-- The input start --

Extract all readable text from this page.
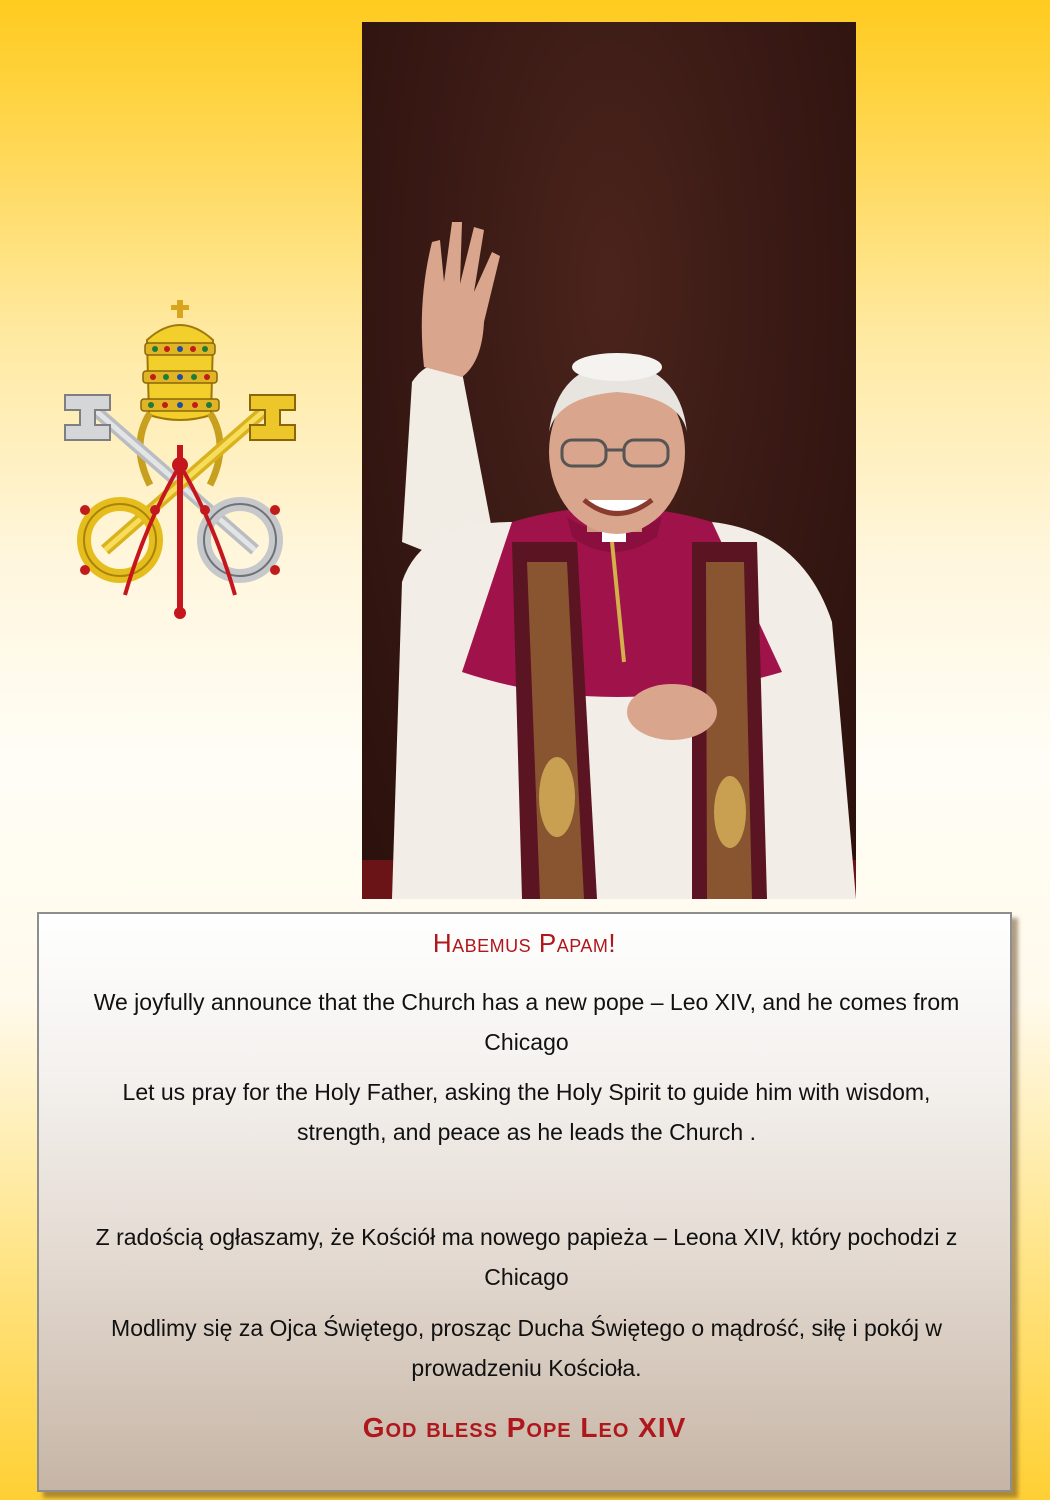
Habemus Papam!
We joyfully announce that the Church has a new pope – Leo XIV, and he comes from Chicago
Let us pray for the Holy Father, asking the Holy Spirit to guide him with wisdom, strength, and peace as he leads the Church .
Z radością ogłaszamy, że Kościół ma nowego papieża – Leona XIV, który pochodzi z Chicago
Modlimy się za Ojca Świętego, prosząc Ducha Świętego o mądrość, siłę i pokój w prowadzeniu Kościoła.
God bless Pope Leo XIV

-- The input end --

[Exercise goal]: Check each line of the entries for the string "from". Copy the lines that have it.

[Solution to this problem]:
Extract all readable text from this page.
We joyfully announce that the Church has a new pope – Leo XIV, and he comes from Chicago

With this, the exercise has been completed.